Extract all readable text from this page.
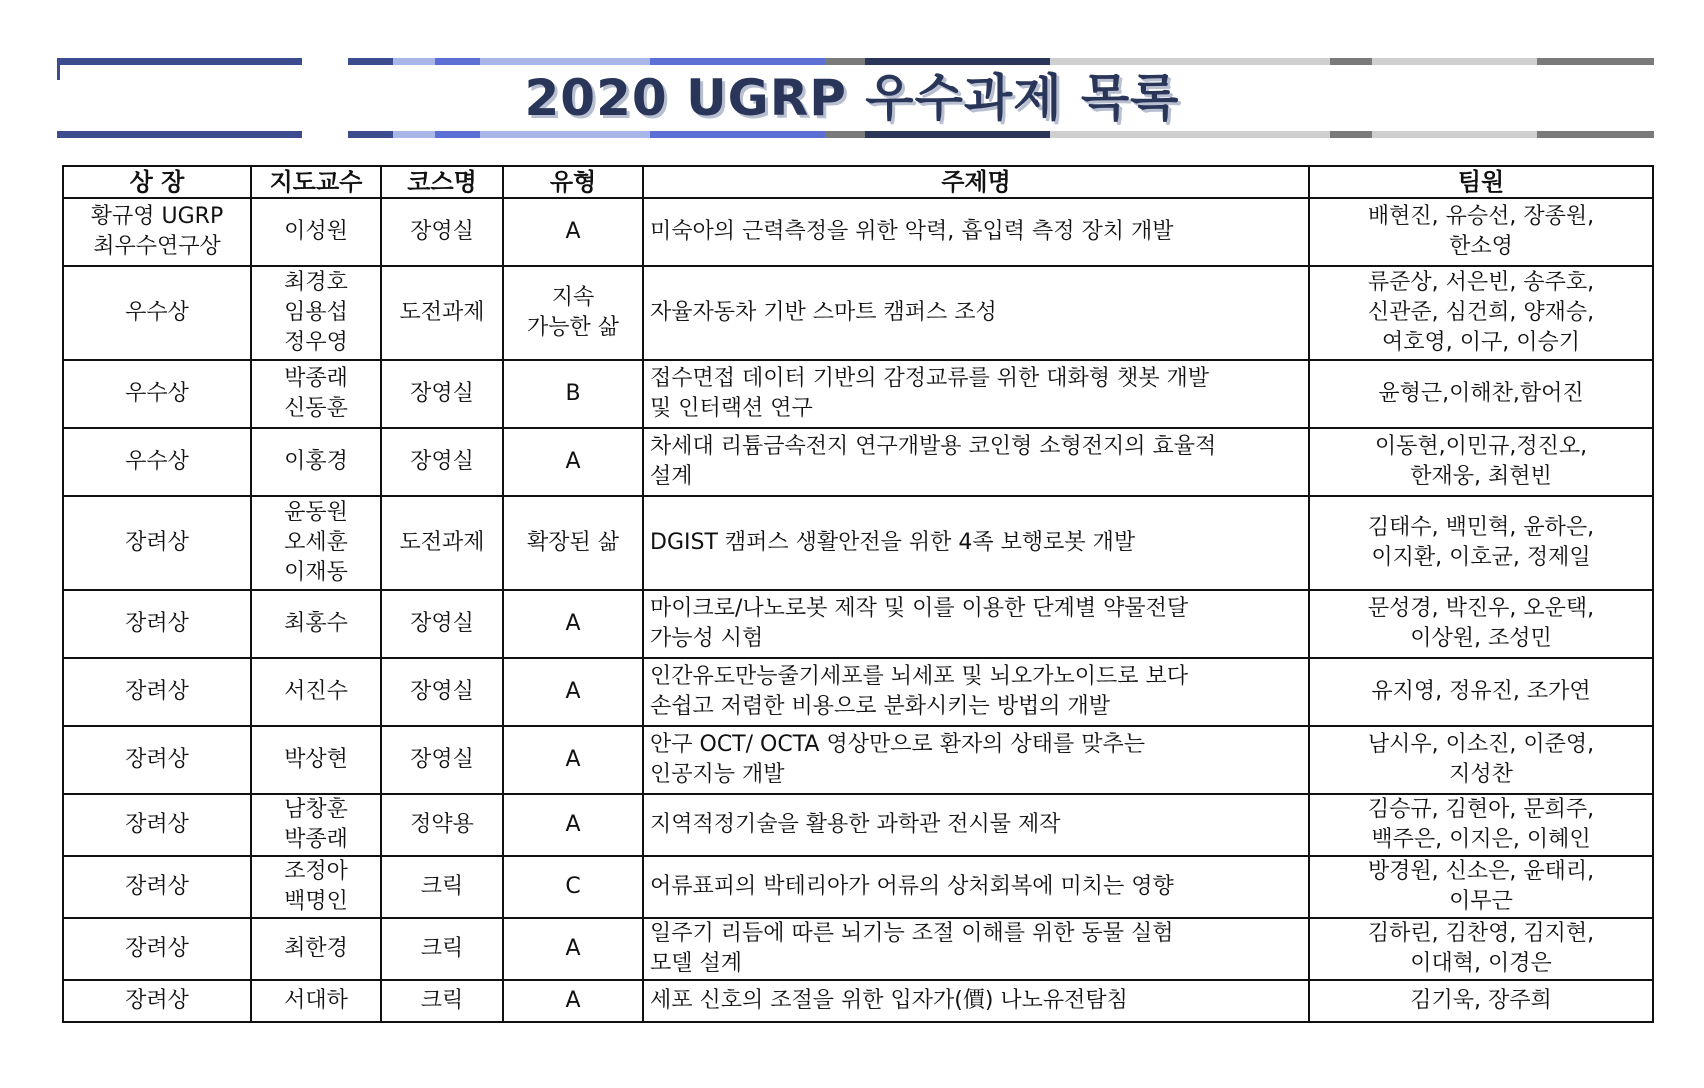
2020 UGRP 우수과제 목록
상 장	지도교수	코스명	유형	주제명	팀원

황규영 UGRP
최우수연구상	이성원	장영실	A	미숙아의 근력측정을 위한 악력, 흡입력 측정 장치 개발	배현진, 유승선, 장종원,
한소영

우수상	최경호
임용섭
정우영	도전과제	지속
가능한 삶	자율자동차 기반 스마트 캠퍼스 조성	류준상, 서은빈, 송주호,
신관준, 심건희, 양재승,
여호영, 이구, 이승기

우수상	박종래
신동훈	장영실	B	접수면접 데이터 기반의 감정교류를 위한 대화형 챗봇 개발
및 인터랙션 연구	윤형근,이해찬,함어진

우수상	이홍경	장영실	A	차세대 리튬금속전지 연구개발용 코인형 소형전지의 효율적
설계	이동현,이민규,정진오,
한재웅, 최현빈

장려상	윤동원
오세훈
이재동	도전과제	확장된 삶	DGIST 캠퍼스 생활안전을 위한 4족 보행로봇 개발	김태수, 백민혁, 윤하은,
이지환, 이호균, 정제일

장려상	최홍수	장영실	A	마이크로/나노로봇 제작 및 이를 이용한 단계별 약물전달
가능성 시험	문성경, 박진우, 오운택,
이상원, 조성민

장려상	서진수	장영실	A	인간유도만능줄기세포를 뇌세포 및 뇌오가노이드로 보다
손쉽고 저렴한 비용으로 분화시키는 방법의 개발	유지영, 정유진, 조가연

장려상	박상현	장영실	A	안구 OCT/ OCTA 영상만으로 환자의 상태를 맞추는
인공지능 개발	남시우, 이소진, 이준영,
지성찬

장려상	남창훈
박종래	정약용	A	지역적정기술을 활용한 과학관 전시물 제작	김승규, 김현아, 문희주,
백주은, 이지은, 이혜인

장려상	조정아
백명인	크릭	C	어류표피의 박테리아가 어류의 상처회복에 미치는 영향	방경원, 신소은, 윤태리,
이무근

장려상	최한경	크릭	A	일주기 리듬에 따른 뇌기능 조절 이해를 위한 동물 실험
모델 설계	김하린, 김찬영, 김지현,
이대혁, 이경은

장려상	서대하	크릭	A	세포 신호의 조절을 위한 입자가(價) 나노유전탐침	김기욱, 장주희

^^^^^^^^^^^^^^^^

• Description of the task
Transcribe the records above verbatim. Do not carry over any picture.

• Final answer
Extract all readable text from this page.
2020 UGRP 우수과제 목록
상 장	지도교수	코스명	유형	주제명	팀원

황규영 UGRP
최우수연구상	이성원	장영실	A	미숙아의 근력측정을 위한 악력, 흡입력 측정 장치 개발	배현진, 유승선, 장종원,
한소영

우수상	최경호
임용섭
정우영	도전과제	지속
가능한 삶	자율자동차 기반 스마트 캠퍼스 조성	류준상, 서은빈, 송주호,
신관준, 심건희, 양재승,
여호영, 이구, 이승기

우수상	박종래
신동훈	장영실	B	접수면접 데이터 기반의 감정교류를 위한 대화형 챗봇 개발
및 인터랙션 연구	윤형근,이해찬,함어진

우수상	이홍경	장영실	A	차세대 리튬금속전지 연구개발용 코인형 소형전지의 효율적
설계	이동현,이민규,정진오,
한재웅, 최현빈

장려상	윤동원
오세훈
이재동	도전과제	확장된 삶	DGIST 캠퍼스 생활안전을 위한 4족 보행로봇 개발	김태수, 백민혁, 윤하은,
이지환, 이호균, 정제일

장려상	최홍수	장영실	A	마이크로/나노로봇 제작 및 이를 이용한 단계별 약물전달
가능성 시험	문성경, 박진우, 오운택,
이상원, 조성민

장려상	서진수	장영실	A	인간유도만능줄기세포를 뇌세포 및 뇌오가노이드로 보다
손쉽고 저렴한 비용으로 분화시키는 방법의 개발	유지영, 정유진, 조가연

장려상	박상현	장영실	A	안구 OCT/ OCTA 영상만으로 환자의 상태를 맞추는
인공지능 개발	남시우, 이소진, 이준영,
지성찬

장려상	남창훈
박종래	정약용	A	지역적정기술을 활용한 과학관 전시물 제작	김승규, 김현아, 문희주,
백주은, 이지은, 이혜인

장려상	조정아
백명인	크릭	C	어류표피의 박테리아가 어류의 상처회복에 미치는 영향	방경원, 신소은, 윤태리,
이무근

장려상	최한경	크릭	A	일주기 리듬에 따른 뇌기능 조절 이해를 위한 동물 실험
모델 설계	김하린, 김찬영, 김지현,
이대혁, 이경은

장려상	서대하	크릭	A	세포 신호의 조절을 위한 입자가(價) 나노유전탐침	김기욱, 장주희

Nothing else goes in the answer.